--- begin Information given ---

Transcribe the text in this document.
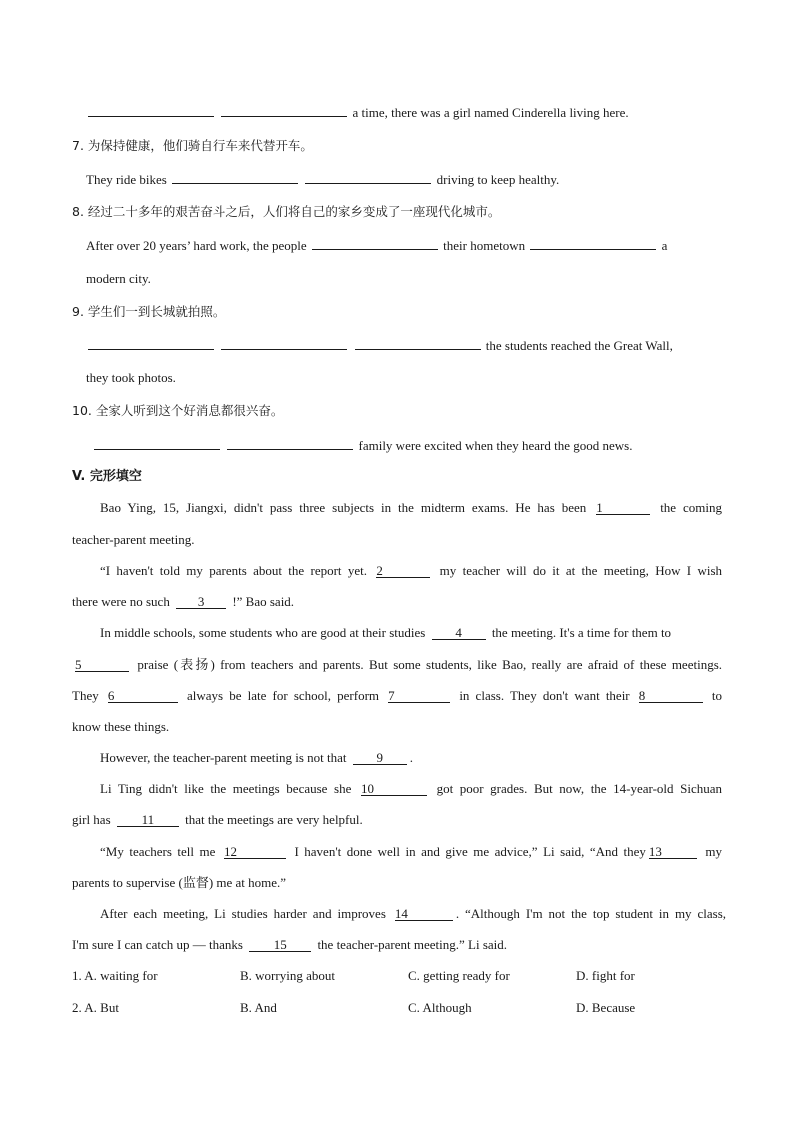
a time, there was a girl named Cinderella living here.
7. 为保持健康，他们骑自行车来代替开车。
They ride bikes	driving to keep healthy.
8. 经过二十多年的艰苦奋斗之后，人们将自己的家乡变成了一座现代化城市。
After over 20 years’ hard work, the people	their hometown	a
modern city.
9. 学生们一到长城就拍照。
the students reached the Great Wall,
they took photos.
10. 全家人听到这个好消息都很兴奋。
family were excited when they heard the good news.
V. 完形填空
Bao Ying, 15, Jiangxi, didn't pass three subjects in the midterm exams. He has been 1	the coming
teacher-parent meeting.
“I haven't told my parents about the report yet. 2	my teacher will do it at the meeting, How I wish
there were no such 3 !” Bao said.
In middle schools, some students who are good at their studies 4 the meeting. It's a time for them to
5	praise (表扬) from teachers and parents. But some students, like Bao, really are afraid of these meetings.
They 6	always be late for school, perform 7	in class. They don't want their 8	to
know these things.
However, the teacher-parent meeting is not that 9 .
Li Ting didn't like the meetings because she 10	got poor grades. But now, the 14-year-old Sichuan
girl has 11 that the meetings are very helpful.
“My teachers tell me 12	I haven't done well in and give me advice,” Li said, “And they 13	my
parents to supervise (监督) me at home.”
After each meeting, Li studies harder and improves 14	. “Although I'm not the top student in my class,
I'm sure I can catch up — thanks 15 the teacher-parent meeting.” Li said.
1. A. waiting for	B. worrying about	C. getting ready for	D. fight for
2. A. But	B. And	C. Although	D. Because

--- end Information given ---

Every entry above is to be set down exactly; the pictures are to be left out.

### Answer in full
Transcribe the text in this document.
a time, there was a girl named Cinderella living here.
7. 为保持健康，他们骑自行车来代替开车。
They ride bikes	driving to keep healthy.
8. 经过二十多年的艰苦奋斗之后，人们将自己的家乡变成了一座现代化城市。
After over 20 years’ hard work, the people	their hometown	a
modern city.
9. 学生们一到长城就拍照。
the students reached the Great Wall,
they took photos.
10. 全家人听到这个好消息都很兴奋。
family were excited when they heard the good news.
V. 完形填空
Bao Ying, 15, Jiangxi, didn't pass three subjects in the midterm exams. He has been 1	the coming
teacher-parent meeting.
“I haven't told my parents about the report yet. 2	my teacher will do it at the meeting, How I wish
there were no such 3 !” Bao said.
In middle schools, some students who are good at their studies 4 the meeting. It's a time for them to
5	praise (表扬) from teachers and parents. But some students, like Bao, really are afraid of these meetings.
They 6	always be late for school, perform 7	in class. They don't want their 8	to
know these things.
However, the teacher-parent meeting is not that 9 .
Li Ting didn't like the meetings because she 10	got poor grades. But now, the 14-year-old Sichuan
girl has 11 that the meetings are very helpful.
“My teachers tell me 12	I haven't done well in and give me advice,” Li said, “And they 13	my
parents to supervise (监督) me at home.”
After each meeting, Li studies harder and improves 14	. “Although I'm not the top student in my class,
I'm sure I can catch up — thanks 15 the teacher-parent meeting.” Li said.
1. A. waiting for	B. worrying about	C. getting ready for	D. fight for
2. A. But	B. And	C. Although	D. Because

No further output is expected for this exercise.